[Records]
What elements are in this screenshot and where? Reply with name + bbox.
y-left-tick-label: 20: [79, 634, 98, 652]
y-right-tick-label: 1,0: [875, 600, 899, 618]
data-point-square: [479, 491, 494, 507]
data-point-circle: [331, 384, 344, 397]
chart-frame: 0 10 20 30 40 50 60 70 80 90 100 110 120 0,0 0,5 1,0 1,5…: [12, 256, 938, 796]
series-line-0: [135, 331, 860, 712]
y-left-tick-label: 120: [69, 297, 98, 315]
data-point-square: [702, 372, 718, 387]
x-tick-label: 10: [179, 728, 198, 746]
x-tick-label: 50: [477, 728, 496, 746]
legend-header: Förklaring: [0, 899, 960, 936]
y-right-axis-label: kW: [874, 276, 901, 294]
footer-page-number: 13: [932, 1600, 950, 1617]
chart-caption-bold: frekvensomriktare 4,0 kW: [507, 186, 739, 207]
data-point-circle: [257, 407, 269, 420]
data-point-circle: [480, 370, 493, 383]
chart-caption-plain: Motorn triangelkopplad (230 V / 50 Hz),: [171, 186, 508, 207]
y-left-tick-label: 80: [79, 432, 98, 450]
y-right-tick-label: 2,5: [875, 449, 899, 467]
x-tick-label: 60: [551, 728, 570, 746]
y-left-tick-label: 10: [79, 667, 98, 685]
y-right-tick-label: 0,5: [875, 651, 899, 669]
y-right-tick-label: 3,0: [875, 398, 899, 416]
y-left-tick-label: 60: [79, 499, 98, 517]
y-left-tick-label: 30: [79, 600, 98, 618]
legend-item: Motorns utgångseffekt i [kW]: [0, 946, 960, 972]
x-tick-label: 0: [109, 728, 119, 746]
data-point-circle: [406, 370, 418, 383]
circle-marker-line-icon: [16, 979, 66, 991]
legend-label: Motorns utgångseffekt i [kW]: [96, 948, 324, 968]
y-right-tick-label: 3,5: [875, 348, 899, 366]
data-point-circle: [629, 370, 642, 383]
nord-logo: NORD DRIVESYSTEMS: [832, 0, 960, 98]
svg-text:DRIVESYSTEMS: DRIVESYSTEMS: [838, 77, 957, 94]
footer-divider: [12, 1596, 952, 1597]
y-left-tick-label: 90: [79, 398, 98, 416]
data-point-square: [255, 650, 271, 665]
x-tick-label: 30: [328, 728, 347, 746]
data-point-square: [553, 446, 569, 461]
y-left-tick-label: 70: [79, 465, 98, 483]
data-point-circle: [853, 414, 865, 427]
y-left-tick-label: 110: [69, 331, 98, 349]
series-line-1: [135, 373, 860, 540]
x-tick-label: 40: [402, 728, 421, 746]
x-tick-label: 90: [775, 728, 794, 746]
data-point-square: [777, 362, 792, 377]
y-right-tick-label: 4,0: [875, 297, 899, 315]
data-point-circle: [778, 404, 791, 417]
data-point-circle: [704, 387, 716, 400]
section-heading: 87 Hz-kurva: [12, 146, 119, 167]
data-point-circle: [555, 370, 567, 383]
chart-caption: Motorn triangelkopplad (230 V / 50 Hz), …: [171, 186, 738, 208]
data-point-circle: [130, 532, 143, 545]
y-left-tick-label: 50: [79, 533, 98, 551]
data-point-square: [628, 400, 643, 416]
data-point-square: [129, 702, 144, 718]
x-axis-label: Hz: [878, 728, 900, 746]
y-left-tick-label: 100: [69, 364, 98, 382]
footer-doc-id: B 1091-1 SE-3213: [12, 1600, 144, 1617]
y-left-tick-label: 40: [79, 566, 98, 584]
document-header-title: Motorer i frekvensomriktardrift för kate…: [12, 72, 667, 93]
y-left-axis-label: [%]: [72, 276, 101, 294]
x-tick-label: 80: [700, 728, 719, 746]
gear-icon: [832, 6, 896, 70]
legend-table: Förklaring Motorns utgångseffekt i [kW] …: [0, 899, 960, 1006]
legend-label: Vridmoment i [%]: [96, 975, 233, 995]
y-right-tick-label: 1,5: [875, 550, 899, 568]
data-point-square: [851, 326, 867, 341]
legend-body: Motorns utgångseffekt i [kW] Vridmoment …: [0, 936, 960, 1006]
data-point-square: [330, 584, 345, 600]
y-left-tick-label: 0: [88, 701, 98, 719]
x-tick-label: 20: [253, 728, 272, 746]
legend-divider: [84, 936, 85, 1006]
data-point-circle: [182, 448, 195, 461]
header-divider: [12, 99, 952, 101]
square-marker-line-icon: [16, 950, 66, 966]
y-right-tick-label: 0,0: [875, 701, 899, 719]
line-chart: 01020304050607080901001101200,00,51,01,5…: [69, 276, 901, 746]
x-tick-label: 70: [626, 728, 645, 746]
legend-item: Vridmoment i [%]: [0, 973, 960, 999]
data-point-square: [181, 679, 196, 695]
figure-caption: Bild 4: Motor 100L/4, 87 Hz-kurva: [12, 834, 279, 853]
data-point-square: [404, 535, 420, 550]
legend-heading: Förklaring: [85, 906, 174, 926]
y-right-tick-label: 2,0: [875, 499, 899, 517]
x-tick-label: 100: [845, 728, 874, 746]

__Given request__
Rewrite the whole listing above as a numbered list, dropping any blank lines.

__Answer to the problem__
1. What elements are in this screenshot and where? Reply with name + bbox.
2. y-left-tick-label: 20: [79, 634, 98, 652]
3. y-right-tick-label: 1,0: [875, 600, 899, 618]
4. data-point-square: [479, 491, 494, 507]
5. data-point-circle: [331, 384, 344, 397]
6. chart-frame: 0 10 20 30 40 50 60 70 80 90 100 110 120 0,0 0,5 1,0 1,5…: [12, 256, 938, 796]
7. series-line-0: [135, 331, 860, 712]
8. y-left-tick-label: 120: [69, 297, 98, 315]
9. data-point-square: [702, 372, 718, 387]
10. x-tick-label: 10: [179, 728, 198, 746]
11. x-tick-label: 50: [477, 728, 496, 746]
12. legend-header: Förklaring: [0, 899, 960, 936]
13. y-right-axis-label: kW: [874, 276, 901, 294]
14. footer-page-number: 13: [932, 1600, 950, 1617]
15. chart-caption-bold: frekvensomriktare 4,0 kW: [507, 186, 739, 207]
16. data-point-circle: [257, 407, 269, 420]
17. data-point-circle: [480, 370, 493, 383]
18. chart-caption-plain: Motorn triangelkopplad (230 V / 50 Hz),: [171, 186, 508, 207]
19. y-left-tick-label: 80: [79, 432, 98, 450]
20. y-right-tick-label: 2,5: [875, 449, 899, 467]
21. x-tick-label: 60: [551, 728, 570, 746]
22. y-left-tick-label: 10: [79, 667, 98, 685]
23. y-right-tick-label: 0,5: [875, 651, 899, 669]
24. y-right-tick-label: 3,0: [875, 398, 899, 416]
25. y-left-tick-label: 60: [79, 499, 98, 517]
26. y-left-tick-label: 30: [79, 600, 98, 618]
27. legend-item: Motorns utgångseffekt i [kW]: [0, 946, 960, 972]
28. x-tick-label: 0: [109, 728, 119, 746]
29. data-point-circle: [406, 370, 418, 383]
30. circle-marker-line-icon: [16, 979, 66, 991]
31. legend-label: Motorns utgångseffekt i [kW]: [96, 948, 324, 968]
32. y-right-tick-label: 3,5: [875, 348, 899, 366]
33. data-point-circle: [629, 370, 642, 383]
34. nord-logo: NORD DRIVESYSTEMS: [832, 0, 960, 98]
35. svg-text:DRIVESYSTEMS: DRIVESYSTEMS: [838, 77, 957, 94]
36. footer-divider: [12, 1596, 952, 1597]
37. y-left-tick-label: 90: [79, 398, 98, 416]
38. data-point-square: [255, 650, 271, 665]
39. x-tick-label: 30: [328, 728, 347, 746]
40. data-point-square: [553, 446, 569, 461]
41. y-left-tick-label: 70: [79, 465, 98, 483]
42. data-point-circle: [853, 414, 865, 427]
43. y-left-tick-label: 110: [69, 331, 98, 349]
44. series-line-1: [135, 373, 860, 540]
45. x-tick-label: 40: [402, 728, 421, 746]
46. x-tick-label: 90: [775, 728, 794, 746]
47. data-point-square: [777, 362, 792, 377]
48. y-right-tick-label: 4,0: [875, 297, 899, 315]
49. data-point-circle: [778, 404, 791, 417]
50. data-point-circle: [704, 387, 716, 400]
51. section-heading: 87 Hz-kurva: [12, 146, 119, 167]
52. data-point-circle: [555, 370, 567, 383]
53. chart-caption: Motorn triangelkopplad (230 V / 50 Hz), …: [171, 186, 738, 208]
54. data-point-circle: [130, 532, 143, 545]
55. y-left-tick-label: 50: [79, 533, 98, 551]
56. data-point-square: [628, 400, 643, 416]
57. data-point-square: [129, 702, 144, 718]
58. x-axis-label: Hz: [878, 728, 900, 746]
59. y-left-tick-label: 100: [69, 364, 98, 382]
60. footer-doc-id: B 1091-1 SE-3213: [12, 1600, 144, 1617]
61. y-left-tick-label: 40: [79, 566, 98, 584]
62. document-header-title: Motorer i frekvensomriktardrift för kate…: [12, 72, 667, 93]
63. y-left-axis-label: [%]: [72, 276, 101, 294]
64. x-tick-label: 80: [700, 728, 719, 746]
65. gear-icon: [832, 6, 896, 70]
66. legend-table: Förklaring Motorns utgångseffekt i [kW] …: [0, 899, 960, 1006]
67. legend-label: Vridmoment i [%]: [96, 975, 233, 995]
68. y-right-tick-label: 1,5: [875, 550, 899, 568]
69. data-point-square: [851, 326, 867, 341]
70. legend-body: Motorns utgångseffekt i [kW] Vridmoment …: [0, 936, 960, 1006]
71. data-point-square: [330, 584, 345, 600]
72. y-left-tick-label: 0: [88, 701, 98, 719]
73. x-tick-label: 20: [253, 728, 272, 746]
74. legend-divider: [84, 936, 85, 1006]
75. data-point-circle: [182, 448, 195, 461]
76. header-divider: [12, 99, 952, 101]
77. square-marker-line-icon: [16, 950, 66, 966]
78. y-right-tick-label: 0,0: [875, 701, 899, 719]
79. line-chart: 01020304050607080901001101200,00,51,01,5…: [69, 276, 901, 746]
80. x-tick-label: 70: [626, 728, 645, 746]
81. legend-item: Vridmoment i [%]: [0, 973, 960, 999]
82. data-point-square: [181, 679, 196, 695]
83. figure-caption: Bild 4: Motor 100L/4, 87 Hz-kurva: [12, 834, 279, 853]
84. data-point-square: [404, 535, 420, 550]
85. legend-heading: Förklaring: [85, 906, 174, 926]
86. y-right-tick-label: 2,0: [875, 499, 899, 517]
87. x-tick-label: 100: [845, 728, 874, 746]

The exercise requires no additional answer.